» The data

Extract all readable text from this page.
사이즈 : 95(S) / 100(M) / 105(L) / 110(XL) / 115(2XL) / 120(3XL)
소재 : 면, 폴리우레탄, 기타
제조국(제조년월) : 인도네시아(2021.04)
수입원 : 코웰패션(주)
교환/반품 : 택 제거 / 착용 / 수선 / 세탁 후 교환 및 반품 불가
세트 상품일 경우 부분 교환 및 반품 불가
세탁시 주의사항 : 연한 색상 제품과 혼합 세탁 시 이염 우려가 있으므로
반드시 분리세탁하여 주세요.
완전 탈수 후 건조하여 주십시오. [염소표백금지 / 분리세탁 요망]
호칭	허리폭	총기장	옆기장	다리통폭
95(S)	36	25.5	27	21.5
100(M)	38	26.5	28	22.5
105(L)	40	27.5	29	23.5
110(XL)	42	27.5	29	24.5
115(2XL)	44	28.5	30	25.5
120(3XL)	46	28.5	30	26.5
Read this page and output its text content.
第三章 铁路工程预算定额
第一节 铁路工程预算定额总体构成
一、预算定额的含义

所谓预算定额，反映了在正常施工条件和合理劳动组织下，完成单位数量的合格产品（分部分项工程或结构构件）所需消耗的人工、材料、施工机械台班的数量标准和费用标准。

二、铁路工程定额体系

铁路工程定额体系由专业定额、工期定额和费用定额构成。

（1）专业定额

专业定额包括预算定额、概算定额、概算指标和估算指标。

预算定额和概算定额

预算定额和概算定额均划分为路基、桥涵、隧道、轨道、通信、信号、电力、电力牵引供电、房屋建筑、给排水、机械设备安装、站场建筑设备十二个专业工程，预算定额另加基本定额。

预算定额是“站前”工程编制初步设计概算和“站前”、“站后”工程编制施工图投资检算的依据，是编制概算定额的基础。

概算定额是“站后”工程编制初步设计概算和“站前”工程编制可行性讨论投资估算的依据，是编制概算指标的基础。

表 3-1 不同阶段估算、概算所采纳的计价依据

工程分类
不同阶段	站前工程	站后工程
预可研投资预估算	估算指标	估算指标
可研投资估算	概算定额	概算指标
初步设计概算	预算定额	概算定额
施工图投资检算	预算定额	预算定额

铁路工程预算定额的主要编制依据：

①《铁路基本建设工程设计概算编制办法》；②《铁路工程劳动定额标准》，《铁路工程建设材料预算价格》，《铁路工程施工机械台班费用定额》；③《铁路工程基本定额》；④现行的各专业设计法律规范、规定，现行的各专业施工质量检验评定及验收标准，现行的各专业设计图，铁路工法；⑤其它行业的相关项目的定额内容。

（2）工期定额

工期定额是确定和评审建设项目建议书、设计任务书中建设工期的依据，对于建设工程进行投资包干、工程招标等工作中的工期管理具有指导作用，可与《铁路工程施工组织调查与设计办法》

» Goal
Extract every record and return it verbatim.

» Result of this task
Extract all readable text from this page.
사이즈 : 95(S) / 100(M) / 105(L) / 110(XL) / 115(2XL) / 120(3XL)
소재 : 면, 폴리우레탄, 기타
제조국(제조년월) : 인도네시아(2021.04)
수입원 : 코웰패션(주)
교환/반품 : 택 제거 / 착용 / 수선 / 세탁 후 교환 및 반품 불가
세트 상품일 경우 부분 교환 및 반품 불가
세탁시 주의사항 : 연한 색상 제품과 혼합 세탁 시 이염 우려가 있으므로
반드시 분리세탁하여 주세요.
완전 탈수 후 건조하여 주십시오. [염소표백금지 / 분리세탁 요망]
호칭	허리폭	총기장	옆기장	다리통폭
95(S)	36	25.5	27	21.5
100(M)	38	26.5	28	22.5
105(L)	40	27.5	29	23.5
110(XL)	42	27.5	29	24.5
115(2XL)	44	28.5	30	25.5
120(3XL)	46	28.5	30	26.5
Read this page and output its text content.
第三章 铁路工程预算定额
第一节 铁路工程预算定额总体构成
一、预算定额的含义

所谓预算定额，反映了在正常施工条件和合理劳动组织下，完成单位数量的合格产品（分部分项工程或结构构件）所需消耗的人工、材料、施工机械台班的数量标准和费用标准。

二、铁路工程定额体系

铁路工程定额体系由专业定额、工期定额和费用定额构成。

（1）专业定额

专业定额包括预算定额、概算定额、概算指标和估算指标。

预算定额和概算定额

预算定额和概算定额均划分为路基、桥涵、隧道、轨道、通信、信号、电力、电力牵引供电、房屋建筑、给排水、机械设备安装、站场建筑设备十二个专业工程，预算定额另加基本定额。

预算定额是“站前”工程编制初步设计概算和“站前”、“站后”工程编制施工图投资检算的依据，是编制概算定额的基础。

概算定额是“站后”工程编制初步设计概算和“站前”工程编制可行性讨论投资估算的依据，是编制概算指标的基础。

表 3-1 不同阶段估算、概算所采纳的计价依据

工程分类
不同阶段	站前工程	站后工程
预可研投资预估算	估算指标	估算指标
可研投资估算	概算定额	概算指标
初步设计概算	预算定额	概算定额
施工图投资检算	预算定额	预算定额

铁路工程预算定额的主要编制依据：

①《铁路基本建设工程设计概算编制办法》；②《铁路工程劳动定额标准》，《铁路工程建设材料预算价格》，《铁路工程施工机械台班费用定额》；③《铁路工程基本定额》；④现行的各专业设计法律规范、规定，现行的各专业施工质量检验评定及验收标准，现行的各专业设计图，铁路工法；⑤其它行业的相关项目的定额内容。

（2）工期定额

工期定额是确定和评审建设项目建议书、设计任务书中建设工期的依据，对于建设工程进行投资包干、工程招标等工作中的工期管理具有指导作用，可与《铁路工程施工组织调查与设计办法》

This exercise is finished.